## [Task description]
Wherever "type" appears in a line, copy that line.
|---|
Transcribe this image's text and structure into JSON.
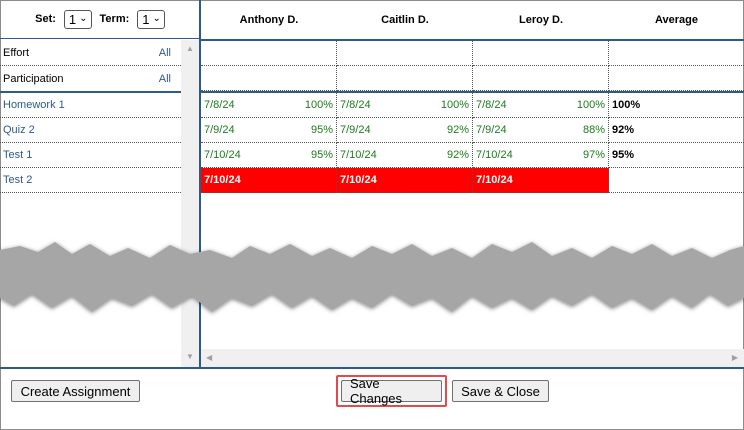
{
  "selectors": {
    "set_label": "Set:",
    "set_value": "1",
    "term_label": "Term:",
    "term_value": "1"
  },
  "columns": [
    "Anthony D.",
    "Caitlin D.",
    "Leroy D.",
    "Average"
  ],
  "categories": [
    {
      "label": "Effort",
      "action": "All"
    },
    {
      "label": "Participation",
      "action": "All"
    }
  ],
  "assignments": [
    {
      "label": "Homework 1"
    },
    {
      "label": "Quiz 2"
    },
    {
      "label": "Test 1"
    },
    {
      "label": "Test 2"
    }
  ],
  "grid": [
    {
      "cells": [
        {
          "date": "7/8/24",
          "pct": "100%"
        },
        {
          "date": "7/8/24",
          "pct": "100%"
        },
        {
          "date": "7/8/24",
          "pct": "100%"
        }
      ],
      "average": "100%"
    },
    {
      "cells": [
        {
          "date": "7/9/24",
          "pct": "95%"
        },
        {
          "date": "7/9/24",
          "pct": "92%"
        },
        {
          "date": "7/9/24",
          "pct": "88%"
        }
      ],
      "average": "92%"
    },
    {
      "cells": [
        {
          "date": "7/10/24",
          "pct": "95%"
        },
        {
          "date": "7/10/24",
          "pct": "92%"
        },
        {
          "date": "7/10/24",
          "pct": "97%"
        }
      ],
      "average": "95%"
    },
    {
      "cells": [
        {
          "date": "7/10/24",
          "pct": ""
        },
        {
          "date": "7/10/24",
          "pct": ""
        },
        {
          "date": "7/10/24",
          "pct": ""
        }
      ],
      "average": ""
    }
  ],
  "buttons": {
    "create": "Create Assignment",
    "save": "Save Changes",
    "save_close": "Save & Close"
  },
  "colors": {
    "accent": "#2e5a8a",
    "grade_green": "#1e7a1e",
    "missing_red": "#ff0000",
    "highlight": "#e24b4b"
  }
}
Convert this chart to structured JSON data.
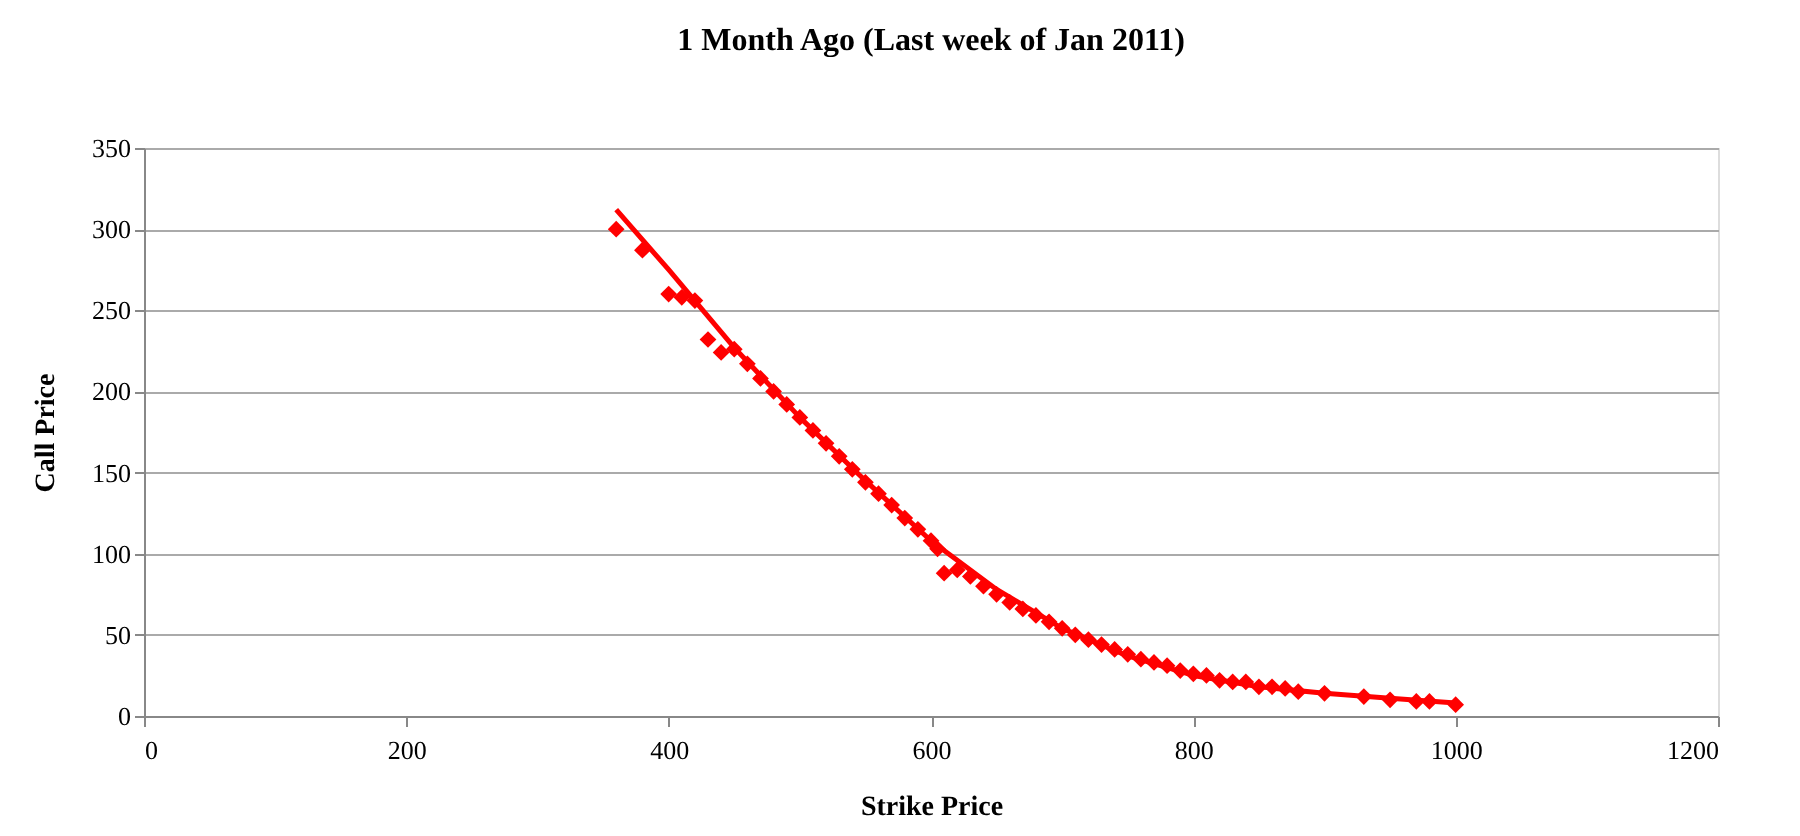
{
  "chart_data": {
    "type": "scatter",
    "title": "1 Month Ago (Last week of Jan 2011)",
    "xlabel": "Strike Price",
    "ylabel": "Call Price",
    "xlim": [
      0,
      1200
    ],
    "xticks": [
      0,
      200,
      400,
      600,
      800,
      1000,
      1200
    ],
    "ylim": [
      0,
      350
    ],
    "yticks": [
      0,
      50,
      100,
      150,
      200,
      250,
      300,
      350
    ],
    "grid": "y",
    "series": [
      {
        "type": "scatter",
        "marker": "diamond",
        "color": "#ff0000",
        "x": [
          360,
          380,
          400,
          410,
          420,
          430,
          440,
          450,
          460,
          470,
          480,
          490,
          500,
          510,
          520,
          530,
          540,
          550,
          560,
          570,
          580,
          590,
          600,
          605,
          610,
          620,
          630,
          640,
          650,
          660,
          670,
          680,
          690,
          700,
          710,
          720,
          730,
          740,
          750,
          760,
          770,
          780,
          790,
          800,
          810,
          820,
          830,
          840,
          850,
          860,
          870,
          880,
          900,
          930,
          950,
          970,
          980,
          1000
        ],
        "values": [
          300,
          287,
          260,
          258,
          256,
          232,
          224,
          226,
          217,
          208,
          200,
          192,
          184,
          176,
          168,
          160,
          152,
          144,
          137,
          130,
          122,
          115,
          108,
          103,
          88,
          90,
          86,
          80,
          75,
          70,
          66,
          62,
          58,
          54,
          50,
          47,
          44,
          41,
          38,
          35,
          33,
          31,
          28,
          26,
          25,
          22,
          21,
          21,
          18,
          18,
          17,
          15,
          14,
          12,
          10,
          9,
          9,
          7
        ]
      },
      {
        "type": "line",
        "color": "#ff0000",
        "line_style": "solid",
        "x": [
          360,
          400,
          450,
          500,
          550,
          600,
          650,
          700,
          750,
          800,
          850,
          900,
          950,
          1000
        ],
        "values": [
          312,
          275,
          227,
          184,
          145,
          108,
          78,
          54,
          37,
          25,
          18,
          14,
          11,
          8
        ]
      }
    ]
  }
}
|---|
## [Result of this exercise]
    "type": "scatter",
        "type": "scatter",
        "type": "line",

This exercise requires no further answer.